REQUIREMENT: Type out the data exactly as given. Skip any image.

PROVIDED MATERIAL:
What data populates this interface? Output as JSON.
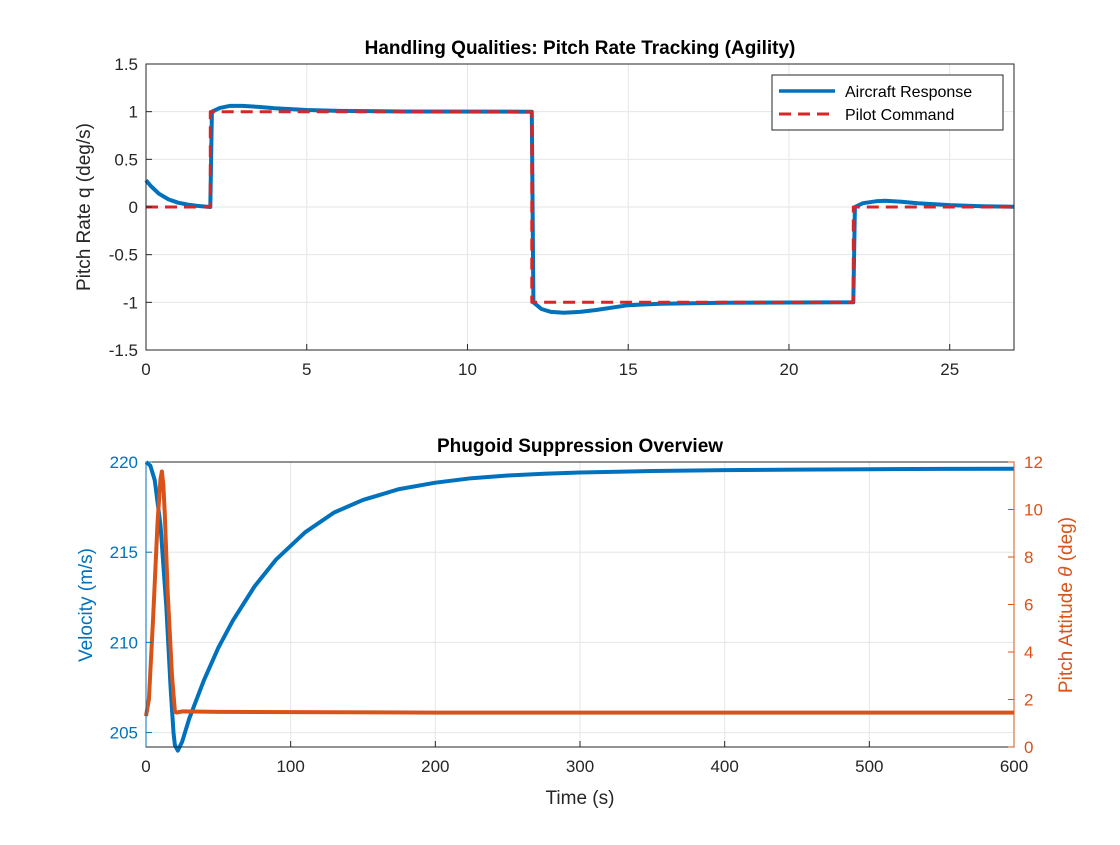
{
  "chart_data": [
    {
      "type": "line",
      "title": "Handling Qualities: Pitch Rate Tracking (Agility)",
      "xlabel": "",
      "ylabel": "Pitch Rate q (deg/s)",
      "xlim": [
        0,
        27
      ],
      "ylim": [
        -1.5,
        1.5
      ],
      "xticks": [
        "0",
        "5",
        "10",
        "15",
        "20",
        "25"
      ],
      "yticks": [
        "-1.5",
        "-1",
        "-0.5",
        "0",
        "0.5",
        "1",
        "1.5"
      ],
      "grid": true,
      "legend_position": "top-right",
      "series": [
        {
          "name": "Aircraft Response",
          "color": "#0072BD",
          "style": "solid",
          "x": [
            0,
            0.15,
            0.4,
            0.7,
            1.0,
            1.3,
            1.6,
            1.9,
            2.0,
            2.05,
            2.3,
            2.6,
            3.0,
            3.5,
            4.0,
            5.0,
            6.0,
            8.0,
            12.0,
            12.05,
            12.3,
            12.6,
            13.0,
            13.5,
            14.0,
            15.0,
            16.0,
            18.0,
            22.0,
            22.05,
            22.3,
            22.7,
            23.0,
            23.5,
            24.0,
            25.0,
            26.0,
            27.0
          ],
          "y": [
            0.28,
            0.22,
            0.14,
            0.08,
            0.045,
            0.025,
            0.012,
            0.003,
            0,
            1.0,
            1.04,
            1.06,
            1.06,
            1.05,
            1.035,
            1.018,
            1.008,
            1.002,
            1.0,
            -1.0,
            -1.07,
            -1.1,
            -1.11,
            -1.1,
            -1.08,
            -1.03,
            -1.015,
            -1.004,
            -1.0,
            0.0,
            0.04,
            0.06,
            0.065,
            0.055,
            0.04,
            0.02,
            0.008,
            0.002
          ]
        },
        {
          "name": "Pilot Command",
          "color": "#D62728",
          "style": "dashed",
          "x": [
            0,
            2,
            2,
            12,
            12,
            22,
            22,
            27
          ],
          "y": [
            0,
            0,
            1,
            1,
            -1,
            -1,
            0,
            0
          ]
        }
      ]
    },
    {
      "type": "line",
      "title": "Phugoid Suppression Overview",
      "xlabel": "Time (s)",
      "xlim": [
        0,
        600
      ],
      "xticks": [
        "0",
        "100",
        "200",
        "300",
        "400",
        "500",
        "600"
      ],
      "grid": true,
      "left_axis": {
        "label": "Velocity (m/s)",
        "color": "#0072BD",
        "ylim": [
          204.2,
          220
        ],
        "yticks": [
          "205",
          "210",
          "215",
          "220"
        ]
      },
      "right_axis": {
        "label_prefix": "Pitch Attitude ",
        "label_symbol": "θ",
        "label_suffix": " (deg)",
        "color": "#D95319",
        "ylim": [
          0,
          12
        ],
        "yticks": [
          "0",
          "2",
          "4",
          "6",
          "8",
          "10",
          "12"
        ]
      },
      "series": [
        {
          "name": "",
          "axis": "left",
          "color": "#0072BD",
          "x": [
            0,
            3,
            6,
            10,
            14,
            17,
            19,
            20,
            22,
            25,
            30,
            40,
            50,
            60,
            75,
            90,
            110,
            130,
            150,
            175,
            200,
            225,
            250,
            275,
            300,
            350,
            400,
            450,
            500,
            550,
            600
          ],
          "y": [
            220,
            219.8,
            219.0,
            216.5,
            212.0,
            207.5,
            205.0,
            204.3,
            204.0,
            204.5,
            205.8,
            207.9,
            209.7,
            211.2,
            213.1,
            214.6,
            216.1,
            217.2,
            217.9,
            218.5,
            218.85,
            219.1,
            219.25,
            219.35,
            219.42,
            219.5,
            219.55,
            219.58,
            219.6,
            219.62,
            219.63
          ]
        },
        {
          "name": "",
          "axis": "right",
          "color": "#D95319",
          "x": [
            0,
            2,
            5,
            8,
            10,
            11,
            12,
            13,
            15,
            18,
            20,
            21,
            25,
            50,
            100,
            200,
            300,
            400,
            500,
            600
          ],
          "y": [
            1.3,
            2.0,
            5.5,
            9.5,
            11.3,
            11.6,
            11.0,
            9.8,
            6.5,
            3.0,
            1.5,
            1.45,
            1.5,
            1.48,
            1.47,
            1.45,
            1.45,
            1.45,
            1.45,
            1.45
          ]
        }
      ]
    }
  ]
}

SOLUTION TO THE EXERCISE:
What data populates this interface? Output as JSON.
{
  "chart_data": [
    {
      "type": "line",
      "title": "Handling Qualities: Pitch Rate Tracking (Agility)",
      "xlabel": "",
      "ylabel": "Pitch Rate q (deg/s)",
      "xlim": [
        0,
        27
      ],
      "ylim": [
        -1.5,
        1.5
      ],
      "xticks": [
        "0",
        "5",
        "10",
        "15",
        "20",
        "25"
      ],
      "yticks": [
        "-1.5",
        "-1",
        "-0.5",
        "0",
        "0.5",
        "1",
        "1.5"
      ],
      "grid": true,
      "legend_position": "top-right",
      "series": [
        {
          "name": "Aircraft Response",
          "color": "#0072BD",
          "style": "solid",
          "x": [
            0,
            0.15,
            0.4,
            0.7,
            1.0,
            1.3,
            1.6,
            1.9,
            2.0,
            2.05,
            2.3,
            2.6,
            3.0,
            3.5,
            4.0,
            5.0,
            6.0,
            8.0,
            12.0,
            12.05,
            12.3,
            12.6,
            13.0,
            13.5,
            14.0,
            15.0,
            16.0,
            18.0,
            22.0,
            22.05,
            22.3,
            22.7,
            23.0,
            23.5,
            24.0,
            25.0,
            26.0,
            27.0
          ],
          "y": [
            0.28,
            0.22,
            0.14,
            0.08,
            0.045,
            0.025,
            0.012,
            0.003,
            0,
            1.0,
            1.04,
            1.06,
            1.06,
            1.05,
            1.035,
            1.018,
            1.008,
            1.002,
            1.0,
            -1.0,
            -1.07,
            -1.1,
            -1.11,
            -1.1,
            -1.08,
            -1.03,
            -1.015,
            -1.004,
            -1.0,
            0.0,
            0.04,
            0.06,
            0.065,
            0.055,
            0.04,
            0.02,
            0.008,
            0.002
          ]
        },
        {
          "name": "Pilot Command",
          "color": "#D62728",
          "style": "dashed",
          "x": [
            0,
            2,
            2,
            12,
            12,
            22,
            22,
            27
          ],
          "y": [
            0,
            0,
            1,
            1,
            -1,
            -1,
            0,
            0
          ]
        }
      ]
    },
    {
      "type": "line",
      "title": "Phugoid Suppression Overview",
      "xlabel": "Time (s)",
      "xlim": [
        0,
        600
      ],
      "xticks": [
        "0",
        "100",
        "200",
        "300",
        "400",
        "500",
        "600"
      ],
      "grid": true,
      "left_axis": {
        "label": "Velocity (m/s)",
        "color": "#0072BD",
        "ylim": [
          204.2,
          220
        ],
        "yticks": [
          "205",
          "210",
          "215",
          "220"
        ]
      },
      "right_axis": {
        "label_prefix": "Pitch Attitude ",
        "label_symbol": "θ",
        "label_suffix": " (deg)",
        "color": "#D95319",
        "ylim": [
          0,
          12
        ],
        "yticks": [
          "0",
          "2",
          "4",
          "6",
          "8",
          "10",
          "12"
        ]
      },
      "series": [
        {
          "name": "",
          "axis": "left",
          "color": "#0072BD",
          "x": [
            0,
            3,
            6,
            10,
            14,
            17,
            19,
            20,
            22,
            25,
            30,
            40,
            50,
            60,
            75,
            90,
            110,
            130,
            150,
            175,
            200,
            225,
            250,
            275,
            300,
            350,
            400,
            450,
            500,
            550,
            600
          ],
          "y": [
            220,
            219.8,
            219.0,
            216.5,
            212.0,
            207.5,
            205.0,
            204.3,
            204.0,
            204.5,
            205.8,
            207.9,
            209.7,
            211.2,
            213.1,
            214.6,
            216.1,
            217.2,
            217.9,
            218.5,
            218.85,
            219.1,
            219.25,
            219.35,
            219.42,
            219.5,
            219.55,
            219.58,
            219.6,
            219.62,
            219.63
          ]
        },
        {
          "name": "",
          "axis": "right",
          "color": "#D95319",
          "x": [
            0,
            2,
            5,
            8,
            10,
            11,
            12,
            13,
            15,
            18,
            20,
            21,
            25,
            50,
            100,
            200,
            300,
            400,
            500,
            600
          ],
          "y": [
            1.3,
            2.0,
            5.5,
            9.5,
            11.3,
            11.6,
            11.0,
            9.8,
            6.5,
            3.0,
            1.5,
            1.45,
            1.5,
            1.48,
            1.47,
            1.45,
            1.45,
            1.45,
            1.45,
            1.45
          ]
        }
      ]
    }
  ]
}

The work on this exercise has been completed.